◆ Materi Listing:
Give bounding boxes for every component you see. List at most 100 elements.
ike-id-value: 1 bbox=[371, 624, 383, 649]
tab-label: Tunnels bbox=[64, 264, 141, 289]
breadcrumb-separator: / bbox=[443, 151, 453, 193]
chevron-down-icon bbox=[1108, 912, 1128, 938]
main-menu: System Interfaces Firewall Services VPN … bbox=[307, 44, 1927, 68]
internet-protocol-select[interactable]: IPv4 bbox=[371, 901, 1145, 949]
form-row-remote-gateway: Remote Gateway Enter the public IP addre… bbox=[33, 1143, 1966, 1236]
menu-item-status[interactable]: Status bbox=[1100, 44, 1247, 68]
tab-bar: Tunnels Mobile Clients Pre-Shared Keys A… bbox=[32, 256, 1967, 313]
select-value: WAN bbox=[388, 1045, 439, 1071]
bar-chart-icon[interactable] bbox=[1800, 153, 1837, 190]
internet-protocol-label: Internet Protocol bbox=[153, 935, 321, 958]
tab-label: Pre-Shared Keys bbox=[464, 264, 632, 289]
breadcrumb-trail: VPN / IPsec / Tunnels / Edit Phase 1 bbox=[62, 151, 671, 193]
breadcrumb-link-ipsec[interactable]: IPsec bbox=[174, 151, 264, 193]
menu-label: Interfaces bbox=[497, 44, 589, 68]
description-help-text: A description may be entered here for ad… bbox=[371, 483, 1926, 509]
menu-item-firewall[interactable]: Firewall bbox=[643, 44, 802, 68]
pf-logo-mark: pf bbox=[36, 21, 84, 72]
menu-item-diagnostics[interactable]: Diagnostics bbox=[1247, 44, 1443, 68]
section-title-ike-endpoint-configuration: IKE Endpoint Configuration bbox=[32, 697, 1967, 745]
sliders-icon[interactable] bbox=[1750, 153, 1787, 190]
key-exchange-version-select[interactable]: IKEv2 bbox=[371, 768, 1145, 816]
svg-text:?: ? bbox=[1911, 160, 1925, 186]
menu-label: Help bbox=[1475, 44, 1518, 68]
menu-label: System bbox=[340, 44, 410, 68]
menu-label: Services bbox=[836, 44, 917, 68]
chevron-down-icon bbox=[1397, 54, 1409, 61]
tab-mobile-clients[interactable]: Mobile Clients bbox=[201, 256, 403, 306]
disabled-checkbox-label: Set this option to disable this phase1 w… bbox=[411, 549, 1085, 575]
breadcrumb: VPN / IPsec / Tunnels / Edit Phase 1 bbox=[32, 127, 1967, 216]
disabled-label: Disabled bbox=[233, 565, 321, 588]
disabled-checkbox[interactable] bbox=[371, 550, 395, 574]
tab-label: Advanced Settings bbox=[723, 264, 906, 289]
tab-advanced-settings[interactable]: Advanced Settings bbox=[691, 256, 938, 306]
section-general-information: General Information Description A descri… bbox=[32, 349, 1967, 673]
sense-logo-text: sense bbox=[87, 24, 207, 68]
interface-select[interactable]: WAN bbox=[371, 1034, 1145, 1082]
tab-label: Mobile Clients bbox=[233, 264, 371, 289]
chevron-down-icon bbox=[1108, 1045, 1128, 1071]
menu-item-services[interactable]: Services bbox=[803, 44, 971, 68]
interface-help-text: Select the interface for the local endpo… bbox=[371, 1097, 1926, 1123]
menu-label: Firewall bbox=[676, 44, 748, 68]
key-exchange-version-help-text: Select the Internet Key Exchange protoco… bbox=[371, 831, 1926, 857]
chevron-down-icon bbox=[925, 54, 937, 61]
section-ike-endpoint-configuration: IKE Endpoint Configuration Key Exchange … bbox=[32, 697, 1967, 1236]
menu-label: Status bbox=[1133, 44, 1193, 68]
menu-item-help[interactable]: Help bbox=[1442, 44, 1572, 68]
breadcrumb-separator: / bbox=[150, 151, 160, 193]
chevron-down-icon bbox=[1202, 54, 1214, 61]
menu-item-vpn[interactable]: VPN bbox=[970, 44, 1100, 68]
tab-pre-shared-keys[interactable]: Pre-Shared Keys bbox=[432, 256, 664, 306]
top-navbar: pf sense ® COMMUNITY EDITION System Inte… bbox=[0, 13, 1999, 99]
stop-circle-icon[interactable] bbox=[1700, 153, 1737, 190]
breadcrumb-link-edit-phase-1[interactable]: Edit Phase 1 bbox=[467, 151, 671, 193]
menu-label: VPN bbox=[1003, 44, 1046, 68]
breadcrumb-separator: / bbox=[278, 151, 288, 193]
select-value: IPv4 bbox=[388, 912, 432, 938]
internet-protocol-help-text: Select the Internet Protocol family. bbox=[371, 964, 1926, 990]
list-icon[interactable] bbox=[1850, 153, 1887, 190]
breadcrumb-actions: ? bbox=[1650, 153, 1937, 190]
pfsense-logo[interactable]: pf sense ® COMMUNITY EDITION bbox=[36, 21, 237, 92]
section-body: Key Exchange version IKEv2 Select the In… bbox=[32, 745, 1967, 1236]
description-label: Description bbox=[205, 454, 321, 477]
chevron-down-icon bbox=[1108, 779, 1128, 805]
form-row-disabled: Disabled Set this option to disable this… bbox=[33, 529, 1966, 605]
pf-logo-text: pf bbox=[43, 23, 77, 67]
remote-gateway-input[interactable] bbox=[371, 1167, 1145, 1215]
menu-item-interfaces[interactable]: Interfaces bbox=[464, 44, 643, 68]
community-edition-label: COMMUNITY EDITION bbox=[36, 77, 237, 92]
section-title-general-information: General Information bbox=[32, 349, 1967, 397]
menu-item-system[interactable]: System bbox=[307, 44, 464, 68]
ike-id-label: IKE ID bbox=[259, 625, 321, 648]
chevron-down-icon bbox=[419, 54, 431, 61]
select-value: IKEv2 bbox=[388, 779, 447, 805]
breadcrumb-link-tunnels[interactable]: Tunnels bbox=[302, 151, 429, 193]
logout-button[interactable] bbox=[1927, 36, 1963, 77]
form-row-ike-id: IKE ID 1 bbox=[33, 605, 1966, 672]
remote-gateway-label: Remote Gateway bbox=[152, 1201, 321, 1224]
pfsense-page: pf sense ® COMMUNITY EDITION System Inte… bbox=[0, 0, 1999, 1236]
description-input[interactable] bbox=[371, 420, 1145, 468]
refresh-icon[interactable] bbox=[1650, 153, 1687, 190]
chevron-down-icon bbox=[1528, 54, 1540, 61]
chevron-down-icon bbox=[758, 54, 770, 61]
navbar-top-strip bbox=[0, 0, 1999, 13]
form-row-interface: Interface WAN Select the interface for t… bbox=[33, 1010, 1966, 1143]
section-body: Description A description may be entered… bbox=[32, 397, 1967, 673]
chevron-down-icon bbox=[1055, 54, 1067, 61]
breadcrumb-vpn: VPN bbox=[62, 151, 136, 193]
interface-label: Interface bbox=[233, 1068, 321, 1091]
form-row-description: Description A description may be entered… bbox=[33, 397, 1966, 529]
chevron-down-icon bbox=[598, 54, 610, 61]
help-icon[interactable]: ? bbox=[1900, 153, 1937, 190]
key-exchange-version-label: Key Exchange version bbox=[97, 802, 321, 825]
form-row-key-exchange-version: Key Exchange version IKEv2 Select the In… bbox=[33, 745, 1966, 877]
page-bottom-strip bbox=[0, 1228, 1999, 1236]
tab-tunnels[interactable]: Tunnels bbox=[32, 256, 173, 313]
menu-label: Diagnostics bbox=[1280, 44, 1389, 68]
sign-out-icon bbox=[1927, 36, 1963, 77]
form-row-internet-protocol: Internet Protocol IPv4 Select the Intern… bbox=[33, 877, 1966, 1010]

◆ Deskripsi Tugas:
Tuliskan ulang seluruh baris listing di atas persis sama dengan aslinya.

◆ Jawaban Latihan:
Give bounding boxes for every component you see. List at most 100 elements.
ike-id-value: 1 bbox=[371, 624, 383, 649]
tab-label: Tunnels bbox=[64, 264, 141, 289]
breadcrumb-separator: / bbox=[443, 151, 453, 193]
chevron-down-icon bbox=[1108, 912, 1128, 938]
main-menu: System Interfaces Firewall Services VPN … bbox=[307, 44, 1927, 68]
internet-protocol-select[interactable]: IPv4 bbox=[371, 901, 1145, 949]
form-row-remote-gateway: Remote Gateway Enter the public IP addre… bbox=[33, 1143, 1966, 1236]
menu-item-status[interactable]: Status bbox=[1100, 44, 1247, 68]
tab-bar: Tunnels Mobile Clients Pre-Shared Keys A… bbox=[32, 256, 1967, 313]
select-value: WAN bbox=[388, 1045, 439, 1071]
bar-chart-icon[interactable] bbox=[1800, 153, 1837, 190]
internet-protocol-label: Internet Protocol bbox=[153, 935, 321, 958]
tab-label: Pre-Shared Keys bbox=[464, 264, 632, 289]
breadcrumb-trail: VPN / IPsec / Tunnels / Edit Phase 1 bbox=[62, 151, 671, 193]
breadcrumb-link-ipsec[interactable]: IPsec bbox=[174, 151, 264, 193]
menu-label: Interfaces bbox=[497, 44, 589, 68]
description-help-text: A description may be entered here for ad… bbox=[371, 483, 1926, 509]
menu-item-firewall[interactable]: Firewall bbox=[643, 44, 802, 68]
pf-logo-mark: pf bbox=[36, 21, 84, 72]
menu-item-diagnostics[interactable]: Diagnostics bbox=[1247, 44, 1443, 68]
section-title-ike-endpoint-configuration: IKE Endpoint Configuration bbox=[32, 697, 1967, 745]
sliders-icon[interactable] bbox=[1750, 153, 1787, 190]
key-exchange-version-select[interactable]: IKEv2 bbox=[371, 768, 1145, 816]
svg-text:?: ? bbox=[1911, 160, 1925, 186]
menu-label: Help bbox=[1475, 44, 1518, 68]
menu-label: System bbox=[340, 44, 410, 68]
menu-label: Services bbox=[836, 44, 917, 68]
chevron-down-icon bbox=[1397, 54, 1409, 61]
tab-mobile-clients[interactable]: Mobile Clients bbox=[201, 256, 403, 306]
disabled-checkbox-label: Set this option to disable this phase1 w… bbox=[411, 549, 1085, 575]
breadcrumb: VPN / IPsec / Tunnels / Edit Phase 1 bbox=[32, 127, 1967, 216]
disabled-label: Disabled bbox=[233, 565, 321, 588]
disabled-checkbox[interactable] bbox=[371, 550, 395, 574]
tab-label: Advanced Settings bbox=[723, 264, 906, 289]
tab-advanced-settings[interactable]: Advanced Settings bbox=[691, 256, 938, 306]
section-general-information: General Information Description A descri… bbox=[32, 349, 1967, 673]
sense-logo-text: sense bbox=[87, 24, 207, 68]
interface-select[interactable]: WAN bbox=[371, 1034, 1145, 1082]
tab-label: Mobile Clients bbox=[233, 264, 371, 289]
chevron-down-icon bbox=[1108, 1045, 1128, 1071]
menu-item-services[interactable]: Services bbox=[803, 44, 971, 68]
interface-help-text: Select the interface for the local endpo… bbox=[371, 1097, 1926, 1123]
menu-label: Firewall bbox=[676, 44, 748, 68]
key-exchange-version-help-text: Select the Internet Key Exchange protoco… bbox=[371, 831, 1926, 857]
chevron-down-icon bbox=[925, 54, 937, 61]
section-ike-endpoint-configuration: IKE Endpoint Configuration Key Exchange … bbox=[32, 697, 1967, 1236]
menu-label: Status bbox=[1133, 44, 1193, 68]
menu-item-help[interactable]: Help bbox=[1442, 44, 1572, 68]
breadcrumb-separator: / bbox=[150, 151, 160, 193]
chevron-down-icon bbox=[1202, 54, 1214, 61]
menu-item-vpn[interactable]: VPN bbox=[970, 44, 1100, 68]
tab-pre-shared-keys[interactable]: Pre-Shared Keys bbox=[432, 256, 664, 306]
top-navbar: pf sense ® COMMUNITY EDITION System Inte… bbox=[0, 13, 1999, 99]
stop-circle-icon[interactable] bbox=[1700, 153, 1737, 190]
breadcrumb-link-edit-phase-1[interactable]: Edit Phase 1 bbox=[467, 151, 671, 193]
menu-label: VPN bbox=[1003, 44, 1046, 68]
breadcrumb-separator: / bbox=[278, 151, 288, 193]
select-value: IPv4 bbox=[388, 912, 432, 938]
internet-protocol-help-text: Select the Internet Protocol family. bbox=[371, 964, 1926, 990]
list-icon[interactable] bbox=[1850, 153, 1887, 190]
breadcrumb-actions: ? bbox=[1650, 153, 1937, 190]
pfsense-logo[interactable]: pf sense ® COMMUNITY EDITION bbox=[36, 21, 237, 92]
section-body: Key Exchange version IKEv2 Select the In… bbox=[32, 745, 1967, 1236]
description-label: Description bbox=[205, 454, 321, 477]
chevron-down-icon bbox=[1108, 779, 1128, 805]
form-row-disabled: Disabled Set this option to disable this… bbox=[33, 529, 1966, 605]
pf-logo-text: pf bbox=[43, 23, 77, 67]
remote-gateway-input[interactable] bbox=[371, 1167, 1145, 1215]
menu-item-interfaces[interactable]: Interfaces bbox=[464, 44, 643, 68]
community-edition-label: COMMUNITY EDITION bbox=[36, 77, 237, 92]
section-title-general-information: General Information bbox=[32, 349, 1967, 397]
menu-item-system[interactable]: System bbox=[307, 44, 464, 68]
ike-id-label: IKE ID bbox=[259, 625, 321, 648]
chevron-down-icon bbox=[419, 54, 431, 61]
select-value: IKEv2 bbox=[388, 779, 447, 805]
breadcrumb-link-tunnels[interactable]: Tunnels bbox=[302, 151, 429, 193]
logout-button[interactable] bbox=[1927, 36, 1963, 77]
form-row-ike-id: IKE ID 1 bbox=[33, 605, 1966, 672]
remote-gateway-label: Remote Gateway bbox=[152, 1201, 321, 1224]
pfsense-page: pf sense ® COMMUNITY EDITION System Inte… bbox=[0, 0, 1999, 1236]
description-input[interactable] bbox=[371, 420, 1145, 468]
refresh-icon[interactable] bbox=[1650, 153, 1687, 190]
chevron-down-icon bbox=[1528, 54, 1540, 61]
chevron-down-icon bbox=[758, 54, 770, 61]
navbar-top-strip bbox=[0, 0, 1999, 13]
form-row-interface: Interface WAN Select the interface for t… bbox=[33, 1010, 1966, 1143]
section-body: Description A description may be entered… bbox=[32, 397, 1967, 673]
chevron-down-icon bbox=[1055, 54, 1067, 61]
breadcrumb-vpn: VPN bbox=[62, 151, 136, 193]
interface-label: Interface bbox=[233, 1068, 321, 1091]
form-row-description: Description A description may be entered… bbox=[33, 397, 1966, 529]
chevron-down-icon bbox=[598, 54, 610, 61]
help-icon[interactable]: ? bbox=[1900, 153, 1937, 190]
key-exchange-version-label: Key Exchange version bbox=[97, 802, 321, 825]
form-row-key-exchange-version: Key Exchange version IKEv2 Select the In… bbox=[33, 745, 1966, 877]
page-bottom-strip bbox=[0, 1228, 1999, 1236]
tab-tunnels[interactable]: Tunnels bbox=[32, 256, 173, 313]
menu-label: Diagnostics bbox=[1280, 44, 1389, 68]
sign-out-icon bbox=[1927, 36, 1963, 77]
form-row-internet-protocol: Internet Protocol IPv4 Select the Intern… bbox=[33, 877, 1966, 1010]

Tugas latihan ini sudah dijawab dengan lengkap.